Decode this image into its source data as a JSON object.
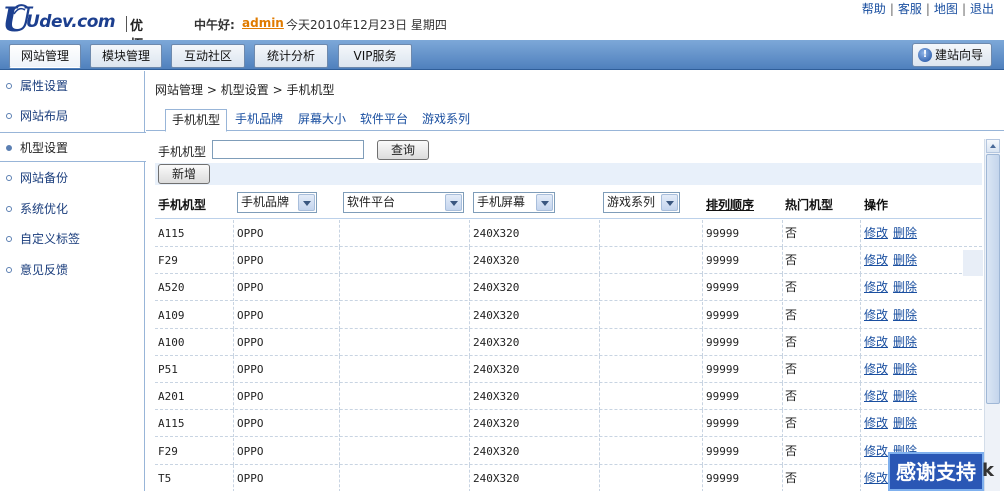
{
  "header": {
    "logo_text": "Udev.com",
    "logo_cn": "优拓",
    "greeting": "中午好:",
    "username": "admin",
    "date_text": "今天2010年12月23日 星期四",
    "top_links": [
      "帮助",
      "客服",
      "地图",
      "退出"
    ]
  },
  "nav": {
    "tabs": [
      "网站管理",
      "模块管理",
      "互动社区",
      "统计分析",
      "VIP服务"
    ],
    "active_tab": "网站管理",
    "wizard_label": "建站向导"
  },
  "sidebar": {
    "items": [
      "属性设置",
      "网站布局",
      "机型设置",
      "网站备份",
      "系统优化",
      "自定义标签",
      "意见反馈"
    ],
    "active": "机型设置"
  },
  "breadcrumb": [
    "网站管理",
    ">",
    "机型设置",
    ">",
    "手机机型"
  ],
  "subtabs": {
    "items": [
      "手机机型",
      "手机品牌",
      "屏幕大小",
      "软件平台",
      "游戏系列"
    ],
    "active": "手机机型"
  },
  "search": {
    "label": "手机机型",
    "value": "",
    "button": "查询"
  },
  "add_button": "新增",
  "table": {
    "col_model": "手机机型",
    "filter_brand": "手机品牌",
    "filter_platform": "软件平台",
    "filter_screen": "手机屏幕",
    "filter_game": "游戏系列",
    "col_order": "排列顺序",
    "col_hot": "热门机型",
    "col_ops": "操作",
    "action_edit": "修改",
    "action_delete": "删除",
    "rows": [
      {
        "model": "A115",
        "brand": "OPPO",
        "platform": "",
        "screen": "240X320",
        "game": "",
        "order": "99999",
        "hot": "否"
      },
      {
        "model": "F29",
        "brand": "OPPO",
        "platform": "",
        "screen": "240X320",
        "game": "",
        "order": "99999",
        "hot": "否"
      },
      {
        "model": "A520",
        "brand": "OPPO",
        "platform": "",
        "screen": "240X320",
        "game": "",
        "order": "99999",
        "hot": "否"
      },
      {
        "model": "A109",
        "brand": "OPPO",
        "platform": "",
        "screen": "240X320",
        "game": "",
        "order": "99999",
        "hot": "否"
      },
      {
        "model": "A100",
        "brand": "OPPO",
        "platform": "",
        "screen": "240X320",
        "game": "",
        "order": "99999",
        "hot": "否"
      },
      {
        "model": "P51",
        "brand": "OPPO",
        "platform": "",
        "screen": "240X320",
        "game": "",
        "order": "99999",
        "hot": "否"
      },
      {
        "model": "A201",
        "brand": "OPPO",
        "platform": "",
        "screen": "240X320",
        "game": "",
        "order": "99999",
        "hot": "否"
      },
      {
        "model": "A115",
        "brand": "OPPO",
        "platform": "",
        "screen": "240X320",
        "game": "",
        "order": "99999",
        "hot": "否"
      },
      {
        "model": "F29",
        "brand": "OPPO",
        "platform": "",
        "screen": "240X320",
        "game": "",
        "order": "99999",
        "hot": "否"
      },
      {
        "model": "T5",
        "brand": "OPPO",
        "platform": "",
        "screen": "240X320",
        "game": "",
        "order": "99999",
        "hot": "否"
      }
    ]
  },
  "badge": {
    "text": "感谢支持",
    "tail": "k"
  },
  "icons": {
    "wizard": "info-globe-icon",
    "sidebar_bullet": "bullet-circle-icon",
    "dropdown": "chevron-down-icon",
    "scroll_up": "scroll-up-arrow-icon"
  },
  "colors": {
    "nav_gradient_top": "#7da8d8",
    "nav_gradient_bottom": "#4f80bd",
    "link": "#1a4fa0",
    "username": "#e07b00",
    "badge_bg": "#2a57b5"
  }
}
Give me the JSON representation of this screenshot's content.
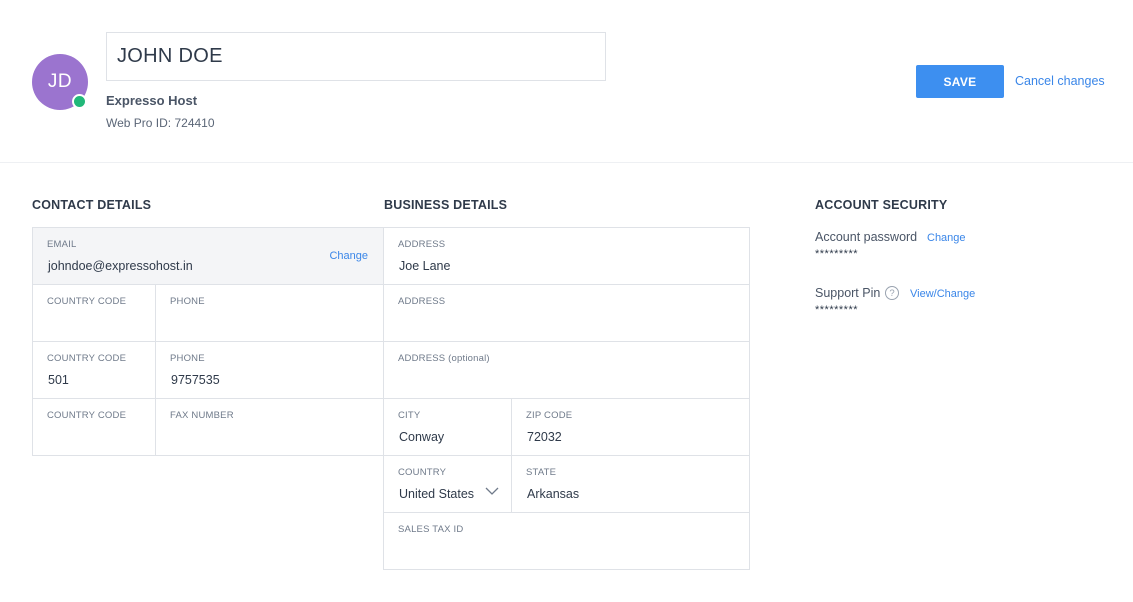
|---|
__Goal of the exercise__
Exclude the images and reproduce the remaining data exactly.

__Expected answer__
Decode this image into its source data as a JSON object.
{
  "header": {
    "logo_text": "Udev.com",
    "logo_cn": "优拓",
    "greeting": "中午好:",
    "username": "admin",
    "date_text": "今天2010年12月23日 星期四",
    "top_links": [
      "帮助",
      "客服",
      "地图",
      "退出"
    ]
  },
  "nav": {
    "tabs": [
      "网站管理",
      "模块管理",
      "互动社区",
      "统计分析",
      "VIP服务"
    ],
    "active_tab": "网站管理",
    "wizard_label": "建站向导"
  },
  "sidebar": {
    "items": [
      "属性设置",
      "网站布局",
      "机型设置",
      "网站备份",
      "系统优化",
      "自定义标签",
      "意见反馈"
    ],
    "active": "机型设置"
  },
  "breadcrumb": [
    "网站管理",
    ">",
    "机型设置",
    ">",
    "手机机型"
  ],
  "subtabs": {
    "items": [
      "手机机型",
      "手机品牌",
      "屏幕大小",
      "软件平台",
      "游戏系列"
    ],
    "active": "手机机型"
  },
  "search": {
    "label": "手机机型",
    "value": "",
    "button": "查询"
  },
  "add_button": "新增",
  "table": {
    "col_model": "手机机型",
    "filter_brand": "手机品牌",
    "filter_platform": "软件平台",
    "filter_screen": "手机屏幕",
    "filter_game": "游戏系列",
    "col_order": "排列顺序",
    "col_hot": "热门机型",
    "col_ops": "操作",
    "action_edit": "修改",
    "action_delete": "删除",
    "rows": [
      {
        "model": "A115",
        "brand": "OPPO",
        "platform": "",
        "screen": "240X320",
        "game": "",
        "order": "99999",
        "hot": "否"
      },
      {
        "model": "F29",
        "brand": "OPPO",
        "platform": "",
        "screen": "240X320",
        "game": "",
        "order": "99999",
        "hot": "否"
      },
      {
        "model": "A520",
        "brand": "OPPO",
        "platform": "",
        "screen": "240X320",
        "game": "",
        "order": "99999",
        "hot": "否"
      },
      {
        "model": "A109",
        "brand": "OPPO",
        "platform": "",
        "screen": "240X320",
        "game": "",
        "order": "99999",
        "hot": "否"
      },
      {
        "model": "A100",
        "brand": "OPPO",
        "platform": "",
        "screen": "240X320",
        "game": "",
        "order": "99999",
        "hot": "否"
      },
      {
        "model": "P51",
        "brand": "OPPO",
        "platform": "",
        "screen": "240X320",
        "game": "",
        "order": "99999",
        "hot": "否"
      },
      {
        "model": "A201",
        "brand": "OPPO",
        "platform": "",
        "screen": "240X320",
        "game": "",
        "order": "99999",
        "hot": "否"
      },
      {
        "model": "A115",
        "brand": "OPPO",
        "platform": "",
        "screen": "240X320",
        "game": "",
        "order": "99999",
        "hot": "否"
      },
      {
        "model": "F29",
        "brand": "OPPO",
        "platform": "",
        "screen": "240X320",
        "game": "",
        "order": "99999",
        "hot": "否"
      },
      {
        "model": "T5",
        "brand": "OPPO",
        "platform": "",
        "screen": "240X320",
        "game": "",
        "order": "99999",
        "hot": "否"
      }
    ]
  },
  "badge": {
    "text": "感谢支持",
    "tail": "k"
  },
  "icons": {
    "wizard": "info-globe-icon",
    "sidebar_bullet": "bullet-circle-icon",
    "dropdown": "chevron-down-icon",
    "scroll_up": "scroll-up-arrow-icon"
  },
  "colors": {
    "nav_gradient_top": "#7da8d8",
    "nav_gradient_bottom": "#4f80bd",
    "link": "#1a4fa0",
    "username": "#e07b00",
    "badge_bg": "#2a57b5"
  }
}
Give me the JSON representation of this screenshot's content.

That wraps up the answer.